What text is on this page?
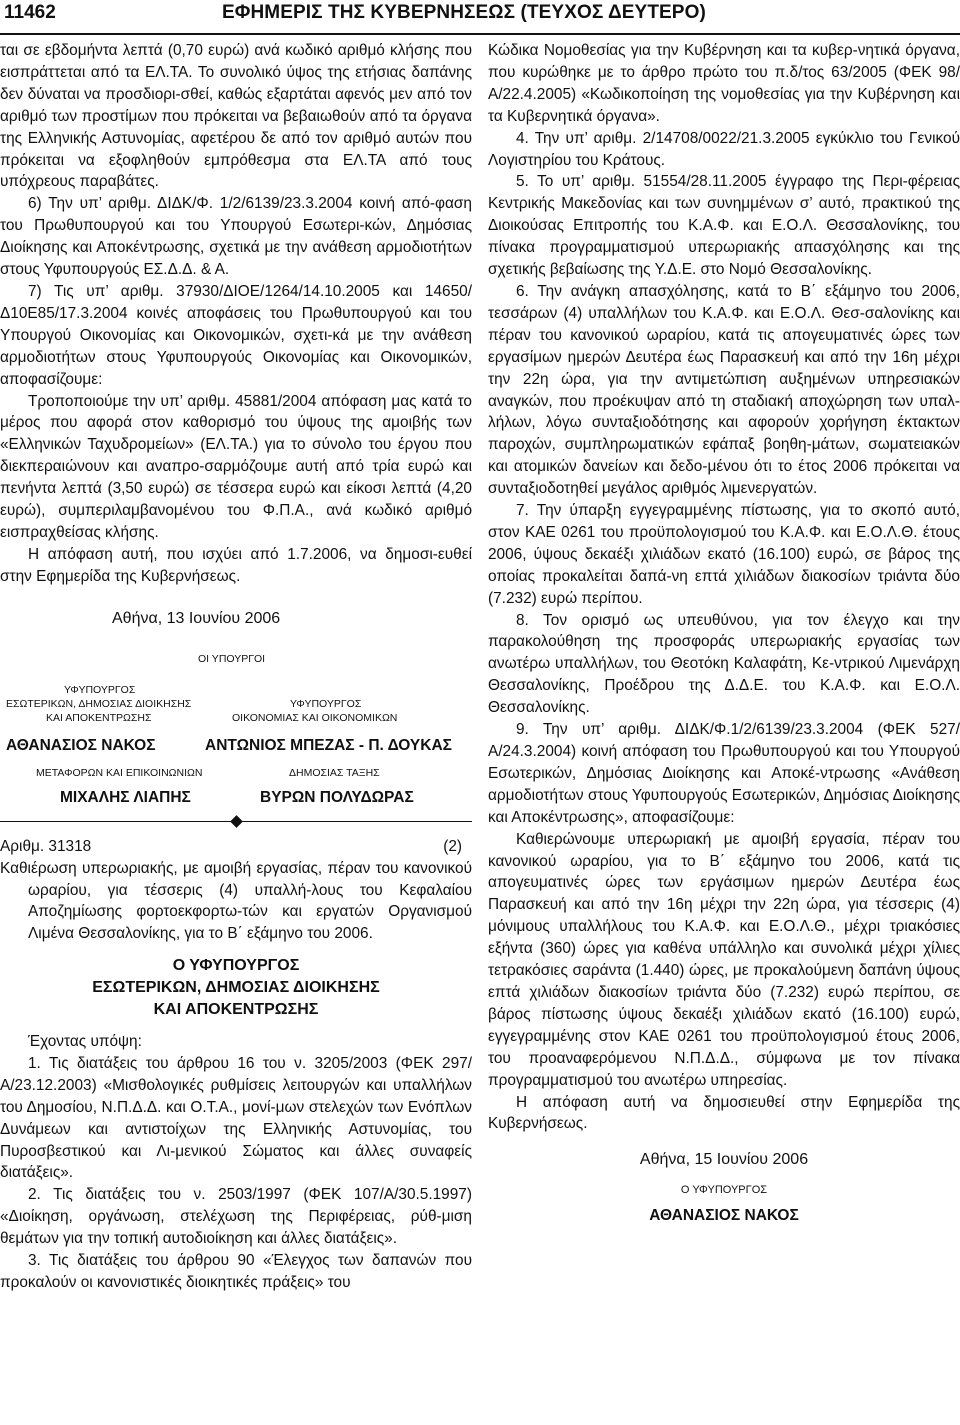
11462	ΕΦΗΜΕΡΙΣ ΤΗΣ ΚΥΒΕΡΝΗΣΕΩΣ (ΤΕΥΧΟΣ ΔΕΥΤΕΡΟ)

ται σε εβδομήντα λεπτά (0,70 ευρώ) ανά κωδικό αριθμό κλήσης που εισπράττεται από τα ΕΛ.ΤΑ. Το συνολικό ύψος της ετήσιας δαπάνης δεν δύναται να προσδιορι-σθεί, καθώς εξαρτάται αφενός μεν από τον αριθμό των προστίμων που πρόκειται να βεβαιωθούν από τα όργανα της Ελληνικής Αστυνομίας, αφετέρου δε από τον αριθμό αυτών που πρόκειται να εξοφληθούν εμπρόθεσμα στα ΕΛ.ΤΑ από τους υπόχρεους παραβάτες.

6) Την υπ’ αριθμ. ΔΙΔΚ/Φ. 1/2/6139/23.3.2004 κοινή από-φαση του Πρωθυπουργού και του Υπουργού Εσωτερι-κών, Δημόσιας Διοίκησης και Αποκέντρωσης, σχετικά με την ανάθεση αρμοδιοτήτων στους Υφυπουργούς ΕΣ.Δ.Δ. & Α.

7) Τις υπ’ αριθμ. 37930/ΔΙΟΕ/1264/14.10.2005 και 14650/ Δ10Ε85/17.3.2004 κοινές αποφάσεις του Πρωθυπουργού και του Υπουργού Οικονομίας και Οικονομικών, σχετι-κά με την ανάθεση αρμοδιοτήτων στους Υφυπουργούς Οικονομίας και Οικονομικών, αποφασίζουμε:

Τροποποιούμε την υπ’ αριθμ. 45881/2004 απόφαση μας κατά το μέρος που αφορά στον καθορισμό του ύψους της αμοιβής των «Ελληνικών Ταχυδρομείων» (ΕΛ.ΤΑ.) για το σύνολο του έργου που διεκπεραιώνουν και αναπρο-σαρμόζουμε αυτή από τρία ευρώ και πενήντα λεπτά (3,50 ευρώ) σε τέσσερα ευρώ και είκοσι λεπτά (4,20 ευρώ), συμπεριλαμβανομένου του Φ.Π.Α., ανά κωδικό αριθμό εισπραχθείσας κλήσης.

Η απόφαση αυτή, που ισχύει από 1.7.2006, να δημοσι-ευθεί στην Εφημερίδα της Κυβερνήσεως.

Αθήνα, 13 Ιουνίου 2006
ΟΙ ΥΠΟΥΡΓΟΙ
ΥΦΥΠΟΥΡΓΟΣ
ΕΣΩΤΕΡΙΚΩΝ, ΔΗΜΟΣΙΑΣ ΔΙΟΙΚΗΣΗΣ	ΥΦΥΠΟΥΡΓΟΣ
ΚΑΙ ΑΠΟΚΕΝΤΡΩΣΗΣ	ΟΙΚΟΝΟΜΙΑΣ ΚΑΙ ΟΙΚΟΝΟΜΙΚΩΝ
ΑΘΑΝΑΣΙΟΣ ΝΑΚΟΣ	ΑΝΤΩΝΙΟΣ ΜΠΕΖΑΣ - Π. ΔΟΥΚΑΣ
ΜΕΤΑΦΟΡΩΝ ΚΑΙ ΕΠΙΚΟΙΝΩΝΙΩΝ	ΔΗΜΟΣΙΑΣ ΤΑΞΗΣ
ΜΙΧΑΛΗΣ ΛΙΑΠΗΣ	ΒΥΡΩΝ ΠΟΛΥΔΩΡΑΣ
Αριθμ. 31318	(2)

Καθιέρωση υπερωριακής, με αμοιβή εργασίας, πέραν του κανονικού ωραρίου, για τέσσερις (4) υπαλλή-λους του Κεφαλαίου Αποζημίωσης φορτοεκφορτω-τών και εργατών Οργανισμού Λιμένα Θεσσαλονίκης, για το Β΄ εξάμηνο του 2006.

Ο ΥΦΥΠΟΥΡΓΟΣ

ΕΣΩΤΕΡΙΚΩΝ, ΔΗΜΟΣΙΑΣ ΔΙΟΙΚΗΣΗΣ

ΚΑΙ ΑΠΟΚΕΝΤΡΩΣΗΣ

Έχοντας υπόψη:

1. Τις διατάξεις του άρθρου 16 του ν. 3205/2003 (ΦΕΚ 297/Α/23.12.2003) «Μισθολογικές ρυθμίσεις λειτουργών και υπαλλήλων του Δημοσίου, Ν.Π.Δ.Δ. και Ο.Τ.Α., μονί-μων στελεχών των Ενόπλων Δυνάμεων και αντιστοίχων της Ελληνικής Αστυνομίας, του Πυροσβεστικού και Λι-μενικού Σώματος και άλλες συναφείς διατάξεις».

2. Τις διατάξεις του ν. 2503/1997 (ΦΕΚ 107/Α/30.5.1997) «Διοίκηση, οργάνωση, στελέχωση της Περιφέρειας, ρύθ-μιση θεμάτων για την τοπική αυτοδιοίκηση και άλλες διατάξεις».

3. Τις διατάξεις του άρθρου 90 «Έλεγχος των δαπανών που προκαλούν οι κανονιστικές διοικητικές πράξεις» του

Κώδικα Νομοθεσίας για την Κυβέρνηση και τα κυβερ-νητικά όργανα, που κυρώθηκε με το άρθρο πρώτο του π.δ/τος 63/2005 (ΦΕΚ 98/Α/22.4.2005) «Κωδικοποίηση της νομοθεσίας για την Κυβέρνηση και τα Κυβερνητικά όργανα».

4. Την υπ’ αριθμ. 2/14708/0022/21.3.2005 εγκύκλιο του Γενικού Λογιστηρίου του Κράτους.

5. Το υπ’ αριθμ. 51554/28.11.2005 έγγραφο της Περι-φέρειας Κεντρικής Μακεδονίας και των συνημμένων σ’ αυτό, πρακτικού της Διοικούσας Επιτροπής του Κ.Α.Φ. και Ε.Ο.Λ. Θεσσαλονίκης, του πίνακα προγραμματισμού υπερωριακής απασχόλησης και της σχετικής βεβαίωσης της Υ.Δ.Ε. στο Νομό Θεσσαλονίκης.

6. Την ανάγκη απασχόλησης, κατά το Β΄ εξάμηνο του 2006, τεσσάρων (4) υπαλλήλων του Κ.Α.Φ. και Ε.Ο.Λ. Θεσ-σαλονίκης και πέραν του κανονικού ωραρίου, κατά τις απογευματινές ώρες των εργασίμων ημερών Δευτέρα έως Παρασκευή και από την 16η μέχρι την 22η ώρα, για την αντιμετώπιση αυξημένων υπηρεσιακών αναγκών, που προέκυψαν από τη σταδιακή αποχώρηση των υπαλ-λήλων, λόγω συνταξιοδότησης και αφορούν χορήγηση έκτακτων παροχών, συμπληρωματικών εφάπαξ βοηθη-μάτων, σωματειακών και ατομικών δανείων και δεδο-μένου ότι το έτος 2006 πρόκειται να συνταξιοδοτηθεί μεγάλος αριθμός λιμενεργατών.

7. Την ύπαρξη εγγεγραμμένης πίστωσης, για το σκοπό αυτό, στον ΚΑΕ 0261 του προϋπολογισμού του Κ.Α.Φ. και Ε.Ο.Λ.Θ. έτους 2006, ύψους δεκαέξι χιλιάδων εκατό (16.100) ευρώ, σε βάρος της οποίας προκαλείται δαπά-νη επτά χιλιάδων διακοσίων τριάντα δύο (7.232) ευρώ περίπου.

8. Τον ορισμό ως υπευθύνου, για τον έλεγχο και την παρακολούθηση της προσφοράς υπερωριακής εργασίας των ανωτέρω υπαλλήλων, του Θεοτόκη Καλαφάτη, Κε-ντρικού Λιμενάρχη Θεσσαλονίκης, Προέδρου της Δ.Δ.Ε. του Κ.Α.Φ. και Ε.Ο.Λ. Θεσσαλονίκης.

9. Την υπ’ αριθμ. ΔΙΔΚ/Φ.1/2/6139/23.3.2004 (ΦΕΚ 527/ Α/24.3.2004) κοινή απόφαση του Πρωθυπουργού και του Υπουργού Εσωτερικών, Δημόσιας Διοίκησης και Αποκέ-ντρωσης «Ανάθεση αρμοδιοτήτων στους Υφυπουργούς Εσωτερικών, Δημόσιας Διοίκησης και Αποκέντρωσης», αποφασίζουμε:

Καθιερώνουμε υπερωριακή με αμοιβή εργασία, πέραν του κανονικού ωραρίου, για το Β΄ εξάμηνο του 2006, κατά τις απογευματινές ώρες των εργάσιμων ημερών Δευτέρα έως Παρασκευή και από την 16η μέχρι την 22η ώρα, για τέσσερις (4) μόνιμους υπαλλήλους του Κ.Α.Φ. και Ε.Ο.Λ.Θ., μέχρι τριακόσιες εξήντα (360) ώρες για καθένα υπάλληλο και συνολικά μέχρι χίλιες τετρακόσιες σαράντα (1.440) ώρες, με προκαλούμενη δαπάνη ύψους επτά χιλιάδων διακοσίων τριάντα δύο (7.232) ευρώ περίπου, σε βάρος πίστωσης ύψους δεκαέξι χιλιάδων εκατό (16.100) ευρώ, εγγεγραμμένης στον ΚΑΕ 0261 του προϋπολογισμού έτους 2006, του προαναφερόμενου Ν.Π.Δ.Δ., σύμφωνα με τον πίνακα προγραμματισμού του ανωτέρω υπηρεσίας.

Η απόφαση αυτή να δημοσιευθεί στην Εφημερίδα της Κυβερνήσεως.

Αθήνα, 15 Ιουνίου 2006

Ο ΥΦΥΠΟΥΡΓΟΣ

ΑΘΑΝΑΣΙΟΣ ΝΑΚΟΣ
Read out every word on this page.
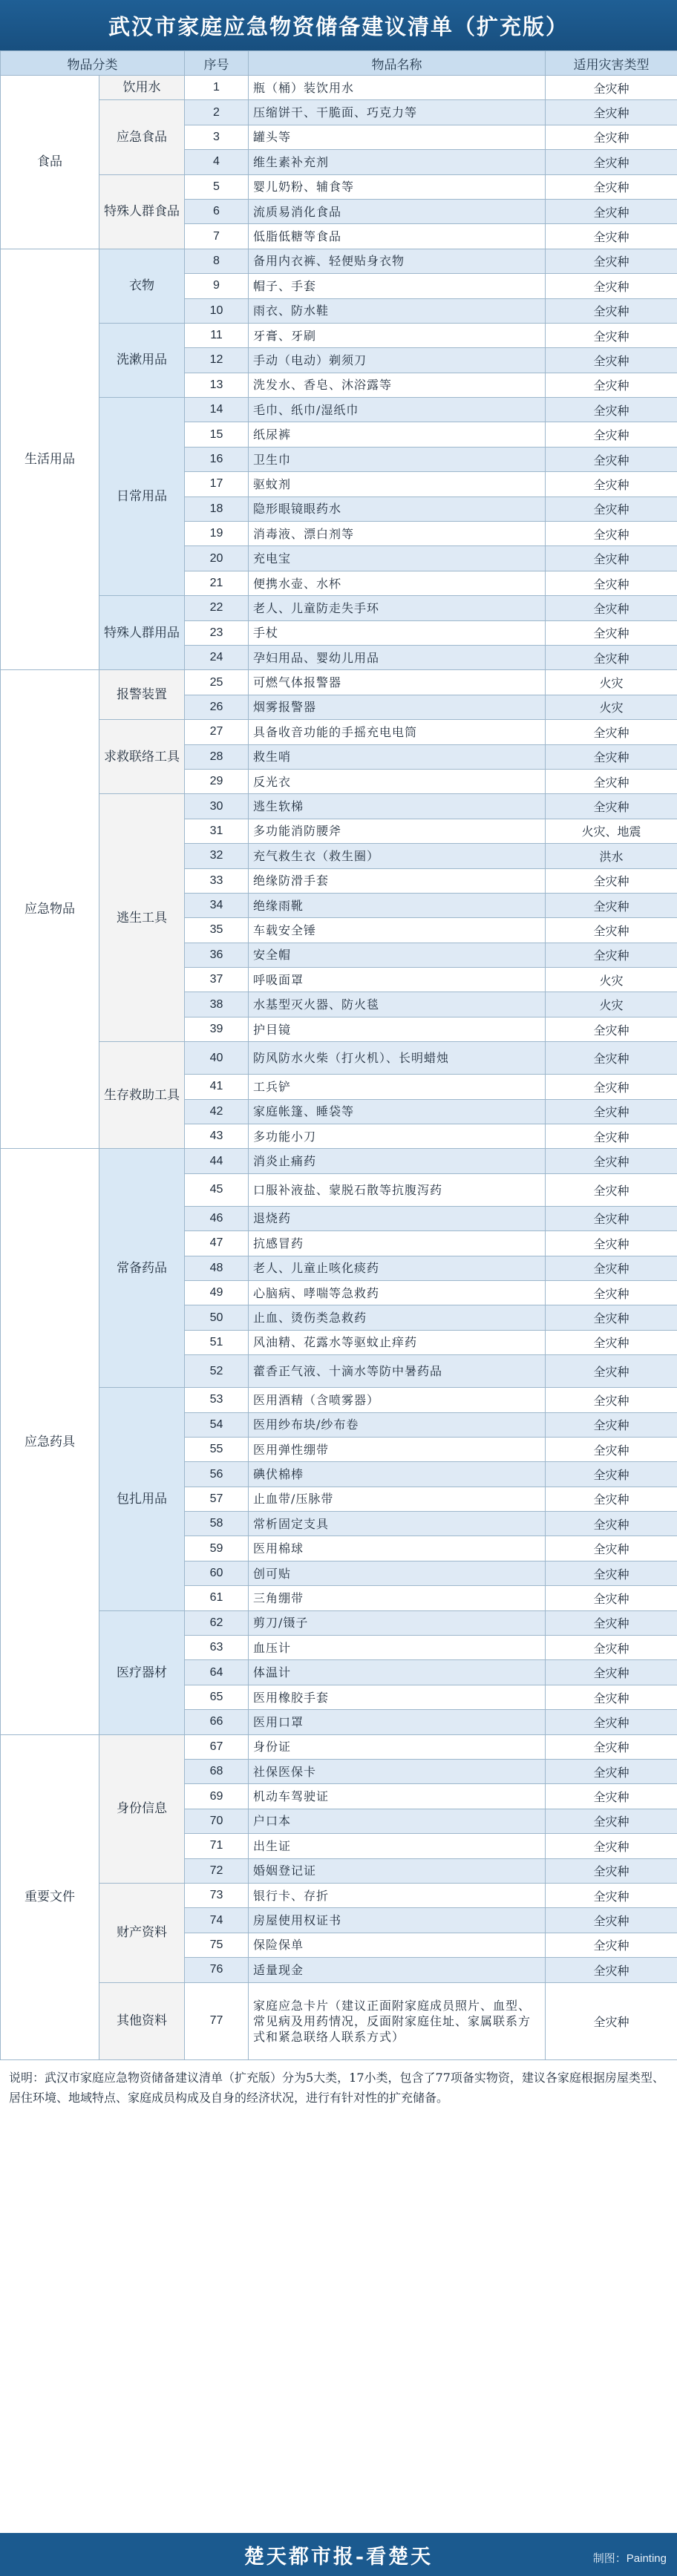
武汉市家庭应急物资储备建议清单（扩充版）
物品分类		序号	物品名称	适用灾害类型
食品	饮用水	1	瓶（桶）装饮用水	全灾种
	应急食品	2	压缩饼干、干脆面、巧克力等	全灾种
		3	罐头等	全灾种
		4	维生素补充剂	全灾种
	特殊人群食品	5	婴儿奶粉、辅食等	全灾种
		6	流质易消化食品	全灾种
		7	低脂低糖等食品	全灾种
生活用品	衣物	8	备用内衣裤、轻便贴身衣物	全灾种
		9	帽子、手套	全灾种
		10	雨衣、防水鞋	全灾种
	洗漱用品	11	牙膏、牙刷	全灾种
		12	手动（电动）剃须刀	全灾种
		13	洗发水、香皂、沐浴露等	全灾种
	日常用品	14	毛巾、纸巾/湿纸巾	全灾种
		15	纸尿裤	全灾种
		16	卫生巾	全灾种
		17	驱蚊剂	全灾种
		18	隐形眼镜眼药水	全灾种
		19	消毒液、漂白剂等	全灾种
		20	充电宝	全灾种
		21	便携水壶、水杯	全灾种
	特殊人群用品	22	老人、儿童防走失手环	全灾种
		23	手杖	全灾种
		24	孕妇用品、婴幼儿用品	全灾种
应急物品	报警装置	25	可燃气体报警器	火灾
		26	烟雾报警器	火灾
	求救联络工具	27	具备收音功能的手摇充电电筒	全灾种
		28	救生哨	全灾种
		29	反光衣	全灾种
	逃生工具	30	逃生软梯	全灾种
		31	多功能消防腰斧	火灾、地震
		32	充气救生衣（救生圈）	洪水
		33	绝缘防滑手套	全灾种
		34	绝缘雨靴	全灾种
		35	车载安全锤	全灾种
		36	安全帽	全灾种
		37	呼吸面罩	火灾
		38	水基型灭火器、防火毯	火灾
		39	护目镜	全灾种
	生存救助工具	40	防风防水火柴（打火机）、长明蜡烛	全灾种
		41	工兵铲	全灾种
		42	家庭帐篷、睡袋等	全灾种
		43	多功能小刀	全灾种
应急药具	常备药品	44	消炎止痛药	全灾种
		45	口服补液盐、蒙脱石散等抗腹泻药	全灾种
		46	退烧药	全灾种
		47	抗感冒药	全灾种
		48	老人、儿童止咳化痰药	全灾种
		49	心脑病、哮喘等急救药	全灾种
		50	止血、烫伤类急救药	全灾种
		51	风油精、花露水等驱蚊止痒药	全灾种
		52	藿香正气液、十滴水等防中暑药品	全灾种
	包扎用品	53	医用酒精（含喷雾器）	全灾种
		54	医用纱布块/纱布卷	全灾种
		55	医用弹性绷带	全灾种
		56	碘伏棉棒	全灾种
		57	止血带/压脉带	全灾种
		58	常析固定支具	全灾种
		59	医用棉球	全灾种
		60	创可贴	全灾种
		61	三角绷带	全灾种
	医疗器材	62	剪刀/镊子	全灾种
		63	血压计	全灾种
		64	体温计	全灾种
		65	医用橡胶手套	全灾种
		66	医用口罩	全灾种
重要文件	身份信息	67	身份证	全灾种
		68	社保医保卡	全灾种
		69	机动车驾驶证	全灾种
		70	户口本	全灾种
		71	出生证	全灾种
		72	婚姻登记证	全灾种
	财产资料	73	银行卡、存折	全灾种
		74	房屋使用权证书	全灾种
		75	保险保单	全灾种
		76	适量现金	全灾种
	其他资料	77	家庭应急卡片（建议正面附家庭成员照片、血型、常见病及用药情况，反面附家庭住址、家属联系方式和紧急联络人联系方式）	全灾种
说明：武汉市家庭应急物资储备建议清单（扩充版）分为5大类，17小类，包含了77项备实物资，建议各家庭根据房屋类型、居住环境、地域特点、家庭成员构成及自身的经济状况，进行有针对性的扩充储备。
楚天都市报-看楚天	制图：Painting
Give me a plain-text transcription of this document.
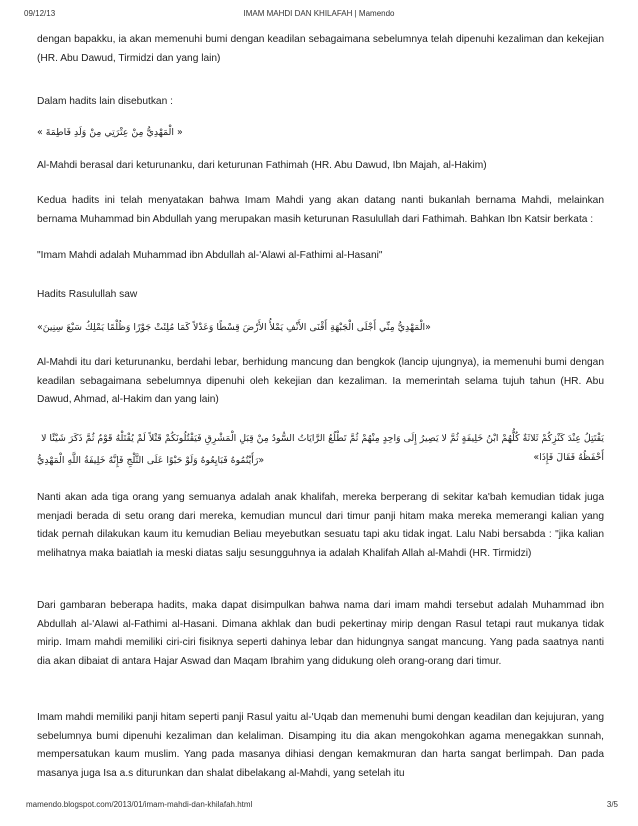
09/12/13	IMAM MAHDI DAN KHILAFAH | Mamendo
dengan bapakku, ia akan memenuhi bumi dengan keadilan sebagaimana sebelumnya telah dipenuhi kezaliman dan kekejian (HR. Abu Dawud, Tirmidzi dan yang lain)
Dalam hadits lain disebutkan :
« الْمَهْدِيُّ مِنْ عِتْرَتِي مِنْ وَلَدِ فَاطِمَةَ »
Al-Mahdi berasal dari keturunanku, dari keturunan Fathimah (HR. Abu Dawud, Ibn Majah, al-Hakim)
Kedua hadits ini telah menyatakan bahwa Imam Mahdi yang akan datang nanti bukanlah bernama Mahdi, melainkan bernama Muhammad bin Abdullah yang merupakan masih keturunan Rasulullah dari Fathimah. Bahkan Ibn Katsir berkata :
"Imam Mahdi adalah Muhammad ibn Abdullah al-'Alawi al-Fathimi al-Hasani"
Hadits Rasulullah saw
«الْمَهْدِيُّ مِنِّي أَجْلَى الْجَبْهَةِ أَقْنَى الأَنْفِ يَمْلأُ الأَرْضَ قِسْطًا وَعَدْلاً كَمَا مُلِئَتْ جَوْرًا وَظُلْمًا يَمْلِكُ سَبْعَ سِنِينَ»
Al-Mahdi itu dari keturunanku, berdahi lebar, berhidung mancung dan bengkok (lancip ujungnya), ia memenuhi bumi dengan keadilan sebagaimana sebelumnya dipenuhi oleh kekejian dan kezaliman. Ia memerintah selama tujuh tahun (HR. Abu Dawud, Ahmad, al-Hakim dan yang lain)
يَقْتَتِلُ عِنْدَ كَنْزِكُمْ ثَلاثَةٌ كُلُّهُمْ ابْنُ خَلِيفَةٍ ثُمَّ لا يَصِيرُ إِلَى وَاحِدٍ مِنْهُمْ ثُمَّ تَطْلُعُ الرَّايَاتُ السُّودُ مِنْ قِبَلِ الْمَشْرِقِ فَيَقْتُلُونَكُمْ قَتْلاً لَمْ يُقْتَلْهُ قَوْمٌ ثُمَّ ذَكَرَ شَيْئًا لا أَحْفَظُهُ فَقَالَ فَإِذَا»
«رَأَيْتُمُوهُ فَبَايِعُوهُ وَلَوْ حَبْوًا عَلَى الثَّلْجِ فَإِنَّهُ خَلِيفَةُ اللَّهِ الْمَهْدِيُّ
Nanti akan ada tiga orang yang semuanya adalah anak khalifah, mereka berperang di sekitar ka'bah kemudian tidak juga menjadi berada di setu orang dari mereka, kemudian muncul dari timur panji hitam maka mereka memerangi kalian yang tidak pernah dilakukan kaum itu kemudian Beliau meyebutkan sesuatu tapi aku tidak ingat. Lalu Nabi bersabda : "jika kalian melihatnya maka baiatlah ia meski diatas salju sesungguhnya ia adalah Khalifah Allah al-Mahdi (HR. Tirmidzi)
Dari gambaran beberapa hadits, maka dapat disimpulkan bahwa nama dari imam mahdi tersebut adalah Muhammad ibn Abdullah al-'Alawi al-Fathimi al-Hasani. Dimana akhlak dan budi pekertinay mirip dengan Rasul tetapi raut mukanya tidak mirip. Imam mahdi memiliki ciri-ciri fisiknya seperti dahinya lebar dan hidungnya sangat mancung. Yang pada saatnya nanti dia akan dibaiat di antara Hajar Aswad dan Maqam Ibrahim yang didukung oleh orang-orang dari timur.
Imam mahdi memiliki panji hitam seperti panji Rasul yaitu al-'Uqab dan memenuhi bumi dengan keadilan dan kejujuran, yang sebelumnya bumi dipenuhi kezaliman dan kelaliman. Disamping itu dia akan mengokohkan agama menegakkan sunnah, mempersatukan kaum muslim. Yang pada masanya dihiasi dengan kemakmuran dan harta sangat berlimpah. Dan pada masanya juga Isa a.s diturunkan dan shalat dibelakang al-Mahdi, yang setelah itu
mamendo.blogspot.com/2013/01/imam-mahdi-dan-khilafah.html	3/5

§

_INSTRUCTIONS TO FOLLOW_.
Reproduce each line of the entries in which the word "sebagaimana" is found.

_SOLVED EXERCISE_.
dengan bapakku, ia akan memenuhi bumi dengan keadilan sebagaimana sebelumnya telah dipenuhi kezaliman dan kekejian (HR. Abu Dawud, Tirmidzi dan yang lain)
Al-Mahdi itu dari keturunanku, berdahi lebar, berhidung mancung dan bengkok (lancip ujungnya), ia memenuhi bumi dengan keadilan sebagaimana sebelumnya dipenuhi oleh kekejian dan kezaliman. Ia memerintah selama tujuh tahun (HR. Abu Dawud, Ahmad, al-Hakim dan yang lain)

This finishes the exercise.